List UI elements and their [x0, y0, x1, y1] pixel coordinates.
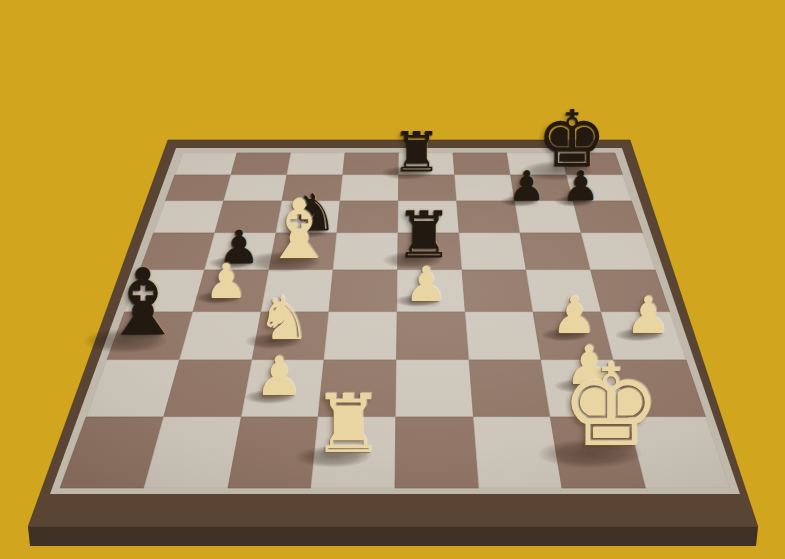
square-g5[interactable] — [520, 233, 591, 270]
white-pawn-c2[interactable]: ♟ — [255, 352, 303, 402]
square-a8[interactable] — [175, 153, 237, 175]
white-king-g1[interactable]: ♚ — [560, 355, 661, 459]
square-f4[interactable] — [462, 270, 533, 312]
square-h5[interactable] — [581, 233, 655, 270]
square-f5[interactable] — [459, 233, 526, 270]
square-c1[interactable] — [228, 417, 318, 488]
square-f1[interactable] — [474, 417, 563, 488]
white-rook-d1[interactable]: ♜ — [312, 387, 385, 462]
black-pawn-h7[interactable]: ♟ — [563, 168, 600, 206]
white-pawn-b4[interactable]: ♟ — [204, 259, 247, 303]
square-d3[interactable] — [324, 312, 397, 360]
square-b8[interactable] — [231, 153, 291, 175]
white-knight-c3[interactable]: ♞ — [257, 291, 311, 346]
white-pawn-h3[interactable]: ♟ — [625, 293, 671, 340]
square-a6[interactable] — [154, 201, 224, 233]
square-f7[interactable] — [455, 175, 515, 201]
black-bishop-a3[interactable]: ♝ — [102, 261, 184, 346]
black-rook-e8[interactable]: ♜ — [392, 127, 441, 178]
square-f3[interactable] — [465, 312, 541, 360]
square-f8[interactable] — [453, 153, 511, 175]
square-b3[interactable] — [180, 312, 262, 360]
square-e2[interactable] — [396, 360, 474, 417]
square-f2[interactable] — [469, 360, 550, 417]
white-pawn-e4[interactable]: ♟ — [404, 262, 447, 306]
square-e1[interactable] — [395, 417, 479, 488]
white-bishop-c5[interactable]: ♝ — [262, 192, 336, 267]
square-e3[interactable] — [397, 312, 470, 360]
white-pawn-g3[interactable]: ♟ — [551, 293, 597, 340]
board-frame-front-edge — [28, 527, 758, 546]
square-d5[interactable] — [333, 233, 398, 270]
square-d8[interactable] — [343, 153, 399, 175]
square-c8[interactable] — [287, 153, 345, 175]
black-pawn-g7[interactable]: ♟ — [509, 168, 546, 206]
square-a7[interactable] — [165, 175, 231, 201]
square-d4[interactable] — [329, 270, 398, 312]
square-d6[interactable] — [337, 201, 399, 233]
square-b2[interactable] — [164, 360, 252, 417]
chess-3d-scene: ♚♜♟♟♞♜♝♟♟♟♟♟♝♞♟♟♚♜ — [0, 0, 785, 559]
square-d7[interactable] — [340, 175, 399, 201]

==

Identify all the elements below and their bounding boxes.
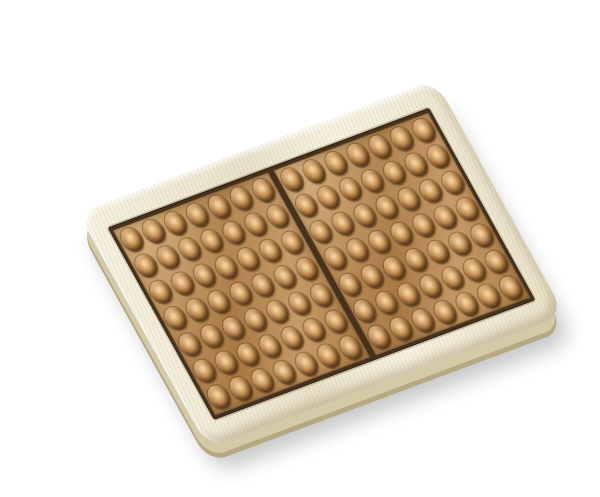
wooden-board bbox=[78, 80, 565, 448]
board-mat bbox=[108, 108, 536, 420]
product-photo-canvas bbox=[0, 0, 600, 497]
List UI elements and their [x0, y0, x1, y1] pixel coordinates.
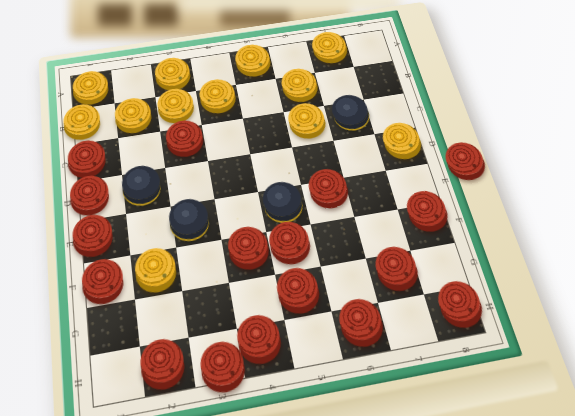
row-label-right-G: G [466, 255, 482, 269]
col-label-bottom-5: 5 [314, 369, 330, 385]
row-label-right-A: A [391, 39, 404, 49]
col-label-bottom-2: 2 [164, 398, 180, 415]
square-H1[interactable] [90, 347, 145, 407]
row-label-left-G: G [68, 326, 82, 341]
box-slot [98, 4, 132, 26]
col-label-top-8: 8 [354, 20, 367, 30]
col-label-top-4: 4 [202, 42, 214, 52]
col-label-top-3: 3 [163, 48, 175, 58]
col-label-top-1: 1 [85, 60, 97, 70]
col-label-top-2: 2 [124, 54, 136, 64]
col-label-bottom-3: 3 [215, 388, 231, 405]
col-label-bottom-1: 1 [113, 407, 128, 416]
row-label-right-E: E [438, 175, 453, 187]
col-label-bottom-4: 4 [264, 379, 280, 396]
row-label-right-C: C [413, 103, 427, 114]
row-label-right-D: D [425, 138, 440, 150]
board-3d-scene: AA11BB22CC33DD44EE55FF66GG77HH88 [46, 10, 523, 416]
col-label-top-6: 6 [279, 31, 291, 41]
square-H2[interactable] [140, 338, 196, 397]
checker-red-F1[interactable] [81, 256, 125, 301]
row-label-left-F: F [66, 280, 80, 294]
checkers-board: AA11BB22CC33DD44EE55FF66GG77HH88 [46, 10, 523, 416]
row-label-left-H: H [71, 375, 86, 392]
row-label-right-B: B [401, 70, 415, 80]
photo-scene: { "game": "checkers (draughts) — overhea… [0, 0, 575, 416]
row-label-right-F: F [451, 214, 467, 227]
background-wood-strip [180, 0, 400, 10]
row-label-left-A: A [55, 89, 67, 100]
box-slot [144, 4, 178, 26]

> EXERCISE: Copy out the items verbatim, starting with the line that contains "row-label-right-G: G [466, 255, 482, 269]" and continuing through the line that contains "checker-red-F1[interactable] [81, 256, 125, 301]".

> SOLUTION BELOW:
row-label-right-G: G [466, 255, 482, 269]
col-label-bottom-5: 5 [314, 369, 330, 385]
row-label-right-A: A [391, 39, 404, 49]
col-label-bottom-2: 2 [164, 398, 180, 415]
square-H1[interactable] [90, 347, 145, 407]
row-label-left-G: G [68, 326, 82, 341]
box-slot [98, 4, 132, 26]
col-label-top-8: 8 [354, 20, 367, 30]
col-label-top-4: 4 [202, 42, 214, 52]
col-label-top-3: 3 [163, 48, 175, 58]
col-label-top-1: 1 [85, 60, 97, 70]
col-label-top-2: 2 [124, 54, 136, 64]
col-label-bottom-3: 3 [215, 388, 231, 405]
col-label-bottom-1: 1 [113, 407, 128, 416]
row-label-right-E: E [438, 175, 453, 187]
col-label-bottom-4: 4 [264, 379, 280, 396]
row-label-right-C: C [413, 103, 427, 114]
row-label-right-D: D [425, 138, 440, 150]
board-3d-scene: AA11BB22CC33DD44EE55FF66GG77HH88 [46, 10, 523, 416]
col-label-top-6: 6 [279, 31, 291, 41]
square-H2[interactable] [140, 338, 196, 397]
checker-red-F1[interactable] [81, 256, 125, 301]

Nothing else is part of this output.